Study material →

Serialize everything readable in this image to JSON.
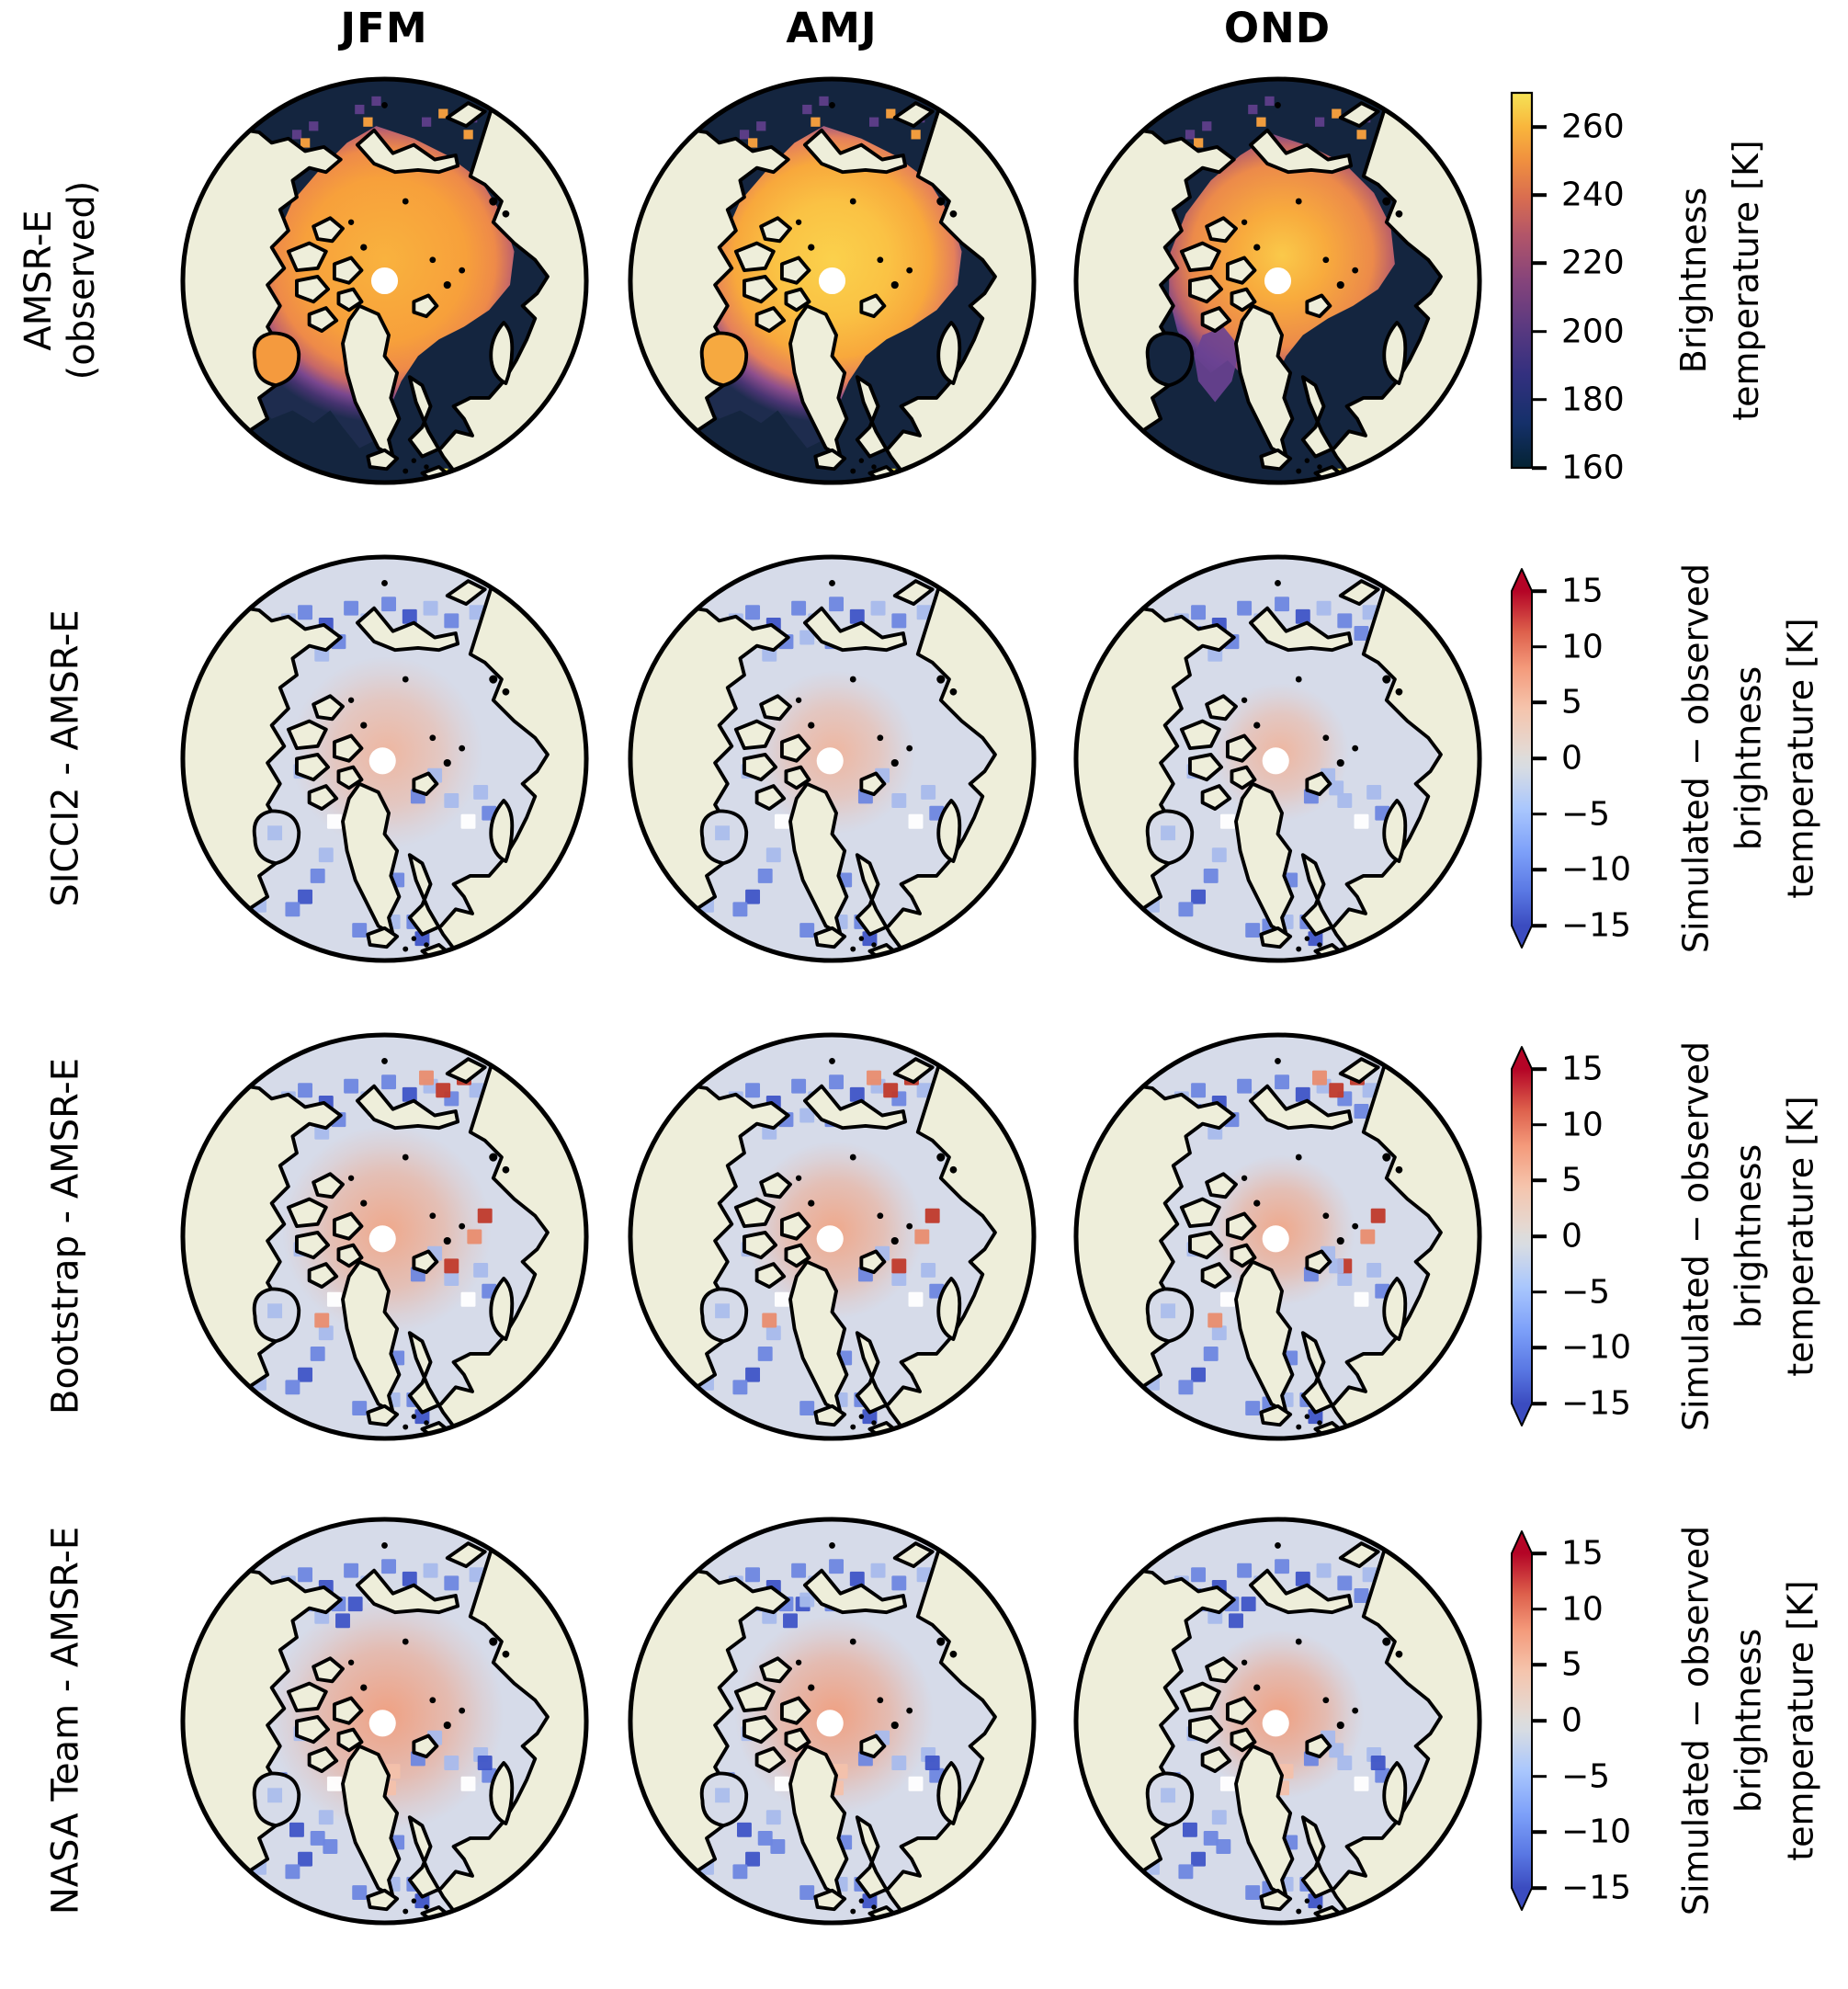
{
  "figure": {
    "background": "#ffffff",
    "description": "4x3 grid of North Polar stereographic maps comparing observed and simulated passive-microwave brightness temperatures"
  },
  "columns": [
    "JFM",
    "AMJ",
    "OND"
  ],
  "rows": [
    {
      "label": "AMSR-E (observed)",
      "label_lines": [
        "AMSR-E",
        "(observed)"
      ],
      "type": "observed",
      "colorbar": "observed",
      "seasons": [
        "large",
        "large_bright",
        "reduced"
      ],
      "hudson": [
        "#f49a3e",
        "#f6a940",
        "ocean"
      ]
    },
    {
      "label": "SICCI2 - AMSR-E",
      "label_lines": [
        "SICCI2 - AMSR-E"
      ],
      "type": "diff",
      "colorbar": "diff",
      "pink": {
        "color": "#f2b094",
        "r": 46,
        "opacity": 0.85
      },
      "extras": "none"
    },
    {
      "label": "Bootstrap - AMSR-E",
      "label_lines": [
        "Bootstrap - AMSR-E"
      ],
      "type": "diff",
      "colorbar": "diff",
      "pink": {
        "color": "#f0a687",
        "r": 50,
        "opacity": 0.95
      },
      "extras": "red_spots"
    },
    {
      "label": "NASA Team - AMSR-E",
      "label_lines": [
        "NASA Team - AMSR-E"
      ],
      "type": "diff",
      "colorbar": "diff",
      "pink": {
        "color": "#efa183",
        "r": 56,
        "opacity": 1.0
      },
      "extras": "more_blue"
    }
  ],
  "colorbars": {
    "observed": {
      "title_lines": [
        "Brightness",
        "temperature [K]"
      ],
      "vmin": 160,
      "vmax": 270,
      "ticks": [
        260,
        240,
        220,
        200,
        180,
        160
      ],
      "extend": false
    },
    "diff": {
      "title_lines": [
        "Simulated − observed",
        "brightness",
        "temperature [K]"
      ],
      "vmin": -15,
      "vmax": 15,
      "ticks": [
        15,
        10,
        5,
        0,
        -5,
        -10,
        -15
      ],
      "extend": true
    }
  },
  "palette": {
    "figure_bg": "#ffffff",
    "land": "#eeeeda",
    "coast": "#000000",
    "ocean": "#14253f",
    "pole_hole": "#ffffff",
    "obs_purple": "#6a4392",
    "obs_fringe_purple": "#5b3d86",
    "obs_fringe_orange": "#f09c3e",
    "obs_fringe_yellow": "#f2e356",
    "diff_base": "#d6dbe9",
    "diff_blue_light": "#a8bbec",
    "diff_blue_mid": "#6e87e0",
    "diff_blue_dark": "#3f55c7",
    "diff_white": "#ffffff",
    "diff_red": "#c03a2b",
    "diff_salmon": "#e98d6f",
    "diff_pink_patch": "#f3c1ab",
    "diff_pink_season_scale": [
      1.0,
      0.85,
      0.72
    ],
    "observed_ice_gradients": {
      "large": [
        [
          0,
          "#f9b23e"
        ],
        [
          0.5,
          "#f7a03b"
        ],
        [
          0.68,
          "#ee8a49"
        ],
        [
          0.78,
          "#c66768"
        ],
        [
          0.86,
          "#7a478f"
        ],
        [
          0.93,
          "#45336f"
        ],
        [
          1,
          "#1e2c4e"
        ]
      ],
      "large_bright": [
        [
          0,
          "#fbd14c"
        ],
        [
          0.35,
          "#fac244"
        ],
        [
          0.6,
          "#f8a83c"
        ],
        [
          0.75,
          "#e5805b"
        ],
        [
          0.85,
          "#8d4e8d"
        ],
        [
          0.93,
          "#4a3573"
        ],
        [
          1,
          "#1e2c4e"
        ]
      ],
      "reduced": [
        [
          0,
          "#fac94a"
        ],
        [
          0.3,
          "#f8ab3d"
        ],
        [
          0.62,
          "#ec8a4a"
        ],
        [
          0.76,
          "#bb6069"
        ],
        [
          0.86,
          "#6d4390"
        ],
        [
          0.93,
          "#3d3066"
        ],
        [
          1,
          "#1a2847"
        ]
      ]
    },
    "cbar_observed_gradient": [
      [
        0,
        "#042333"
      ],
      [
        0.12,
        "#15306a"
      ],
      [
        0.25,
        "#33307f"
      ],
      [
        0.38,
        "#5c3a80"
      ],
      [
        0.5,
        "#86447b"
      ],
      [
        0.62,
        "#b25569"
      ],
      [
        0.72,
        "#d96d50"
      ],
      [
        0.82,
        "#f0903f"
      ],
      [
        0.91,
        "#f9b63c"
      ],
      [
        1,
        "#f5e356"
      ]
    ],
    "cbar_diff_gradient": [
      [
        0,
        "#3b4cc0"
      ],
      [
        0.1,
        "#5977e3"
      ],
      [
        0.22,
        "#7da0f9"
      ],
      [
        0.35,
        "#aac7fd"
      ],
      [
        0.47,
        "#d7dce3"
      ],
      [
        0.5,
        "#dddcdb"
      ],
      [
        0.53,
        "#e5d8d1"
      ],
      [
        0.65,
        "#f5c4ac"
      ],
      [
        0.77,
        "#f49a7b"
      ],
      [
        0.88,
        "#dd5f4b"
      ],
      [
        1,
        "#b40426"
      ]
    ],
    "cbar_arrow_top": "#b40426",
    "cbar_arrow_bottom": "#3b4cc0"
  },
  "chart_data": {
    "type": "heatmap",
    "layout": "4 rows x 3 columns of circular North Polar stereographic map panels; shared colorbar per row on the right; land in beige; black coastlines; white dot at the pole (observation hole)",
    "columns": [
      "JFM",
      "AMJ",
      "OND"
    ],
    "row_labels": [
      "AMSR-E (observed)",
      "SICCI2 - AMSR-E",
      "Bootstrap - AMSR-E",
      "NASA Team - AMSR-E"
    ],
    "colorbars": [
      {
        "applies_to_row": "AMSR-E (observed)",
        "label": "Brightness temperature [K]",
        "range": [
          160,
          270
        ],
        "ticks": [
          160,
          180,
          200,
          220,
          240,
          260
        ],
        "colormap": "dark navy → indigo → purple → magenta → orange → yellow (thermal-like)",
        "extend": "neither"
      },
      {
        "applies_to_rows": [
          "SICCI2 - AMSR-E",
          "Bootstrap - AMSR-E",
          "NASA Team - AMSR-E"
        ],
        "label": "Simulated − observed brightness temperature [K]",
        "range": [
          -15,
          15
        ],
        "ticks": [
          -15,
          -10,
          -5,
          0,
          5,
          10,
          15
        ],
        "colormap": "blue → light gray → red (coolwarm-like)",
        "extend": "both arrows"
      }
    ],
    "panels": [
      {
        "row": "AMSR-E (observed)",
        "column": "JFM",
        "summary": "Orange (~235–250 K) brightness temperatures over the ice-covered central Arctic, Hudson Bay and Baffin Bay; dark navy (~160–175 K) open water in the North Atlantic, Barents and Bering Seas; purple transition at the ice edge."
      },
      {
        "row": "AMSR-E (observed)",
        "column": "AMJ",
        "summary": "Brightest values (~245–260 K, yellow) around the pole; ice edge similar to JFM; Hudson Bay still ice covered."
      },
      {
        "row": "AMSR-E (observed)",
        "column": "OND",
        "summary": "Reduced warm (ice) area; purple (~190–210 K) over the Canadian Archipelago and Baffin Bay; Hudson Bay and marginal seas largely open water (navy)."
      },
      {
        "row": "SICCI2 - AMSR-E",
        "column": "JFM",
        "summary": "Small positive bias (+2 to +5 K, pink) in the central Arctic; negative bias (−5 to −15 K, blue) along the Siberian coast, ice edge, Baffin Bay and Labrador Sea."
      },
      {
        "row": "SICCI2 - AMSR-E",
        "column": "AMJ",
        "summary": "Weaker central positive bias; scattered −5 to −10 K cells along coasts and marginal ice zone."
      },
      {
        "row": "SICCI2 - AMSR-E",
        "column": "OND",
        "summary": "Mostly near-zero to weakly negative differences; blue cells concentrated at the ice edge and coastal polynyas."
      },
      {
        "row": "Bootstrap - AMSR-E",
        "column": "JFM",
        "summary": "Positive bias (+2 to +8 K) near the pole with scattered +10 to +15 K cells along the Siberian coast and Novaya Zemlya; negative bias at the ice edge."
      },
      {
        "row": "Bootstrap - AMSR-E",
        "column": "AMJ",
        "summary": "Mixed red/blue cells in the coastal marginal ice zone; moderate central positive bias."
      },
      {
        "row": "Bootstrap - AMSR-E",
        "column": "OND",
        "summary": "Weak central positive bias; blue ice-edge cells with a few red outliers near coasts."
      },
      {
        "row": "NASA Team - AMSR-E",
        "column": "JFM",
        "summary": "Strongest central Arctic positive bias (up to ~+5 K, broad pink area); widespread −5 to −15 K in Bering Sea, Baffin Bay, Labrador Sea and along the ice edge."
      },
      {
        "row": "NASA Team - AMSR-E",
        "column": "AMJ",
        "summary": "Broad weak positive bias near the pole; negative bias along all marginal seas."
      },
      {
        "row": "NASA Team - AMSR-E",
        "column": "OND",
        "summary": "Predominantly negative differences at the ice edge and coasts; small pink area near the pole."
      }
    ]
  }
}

Problem details → Report every line in the data that holds "panels", copying each one.

Output →
    "layout": "4 rows x 3 columns of circular North Polar stereographic map panels; shared colorbar per row on the right; land in beige; black coastlines; white dot at the pole (observation hole)",
    "panels": [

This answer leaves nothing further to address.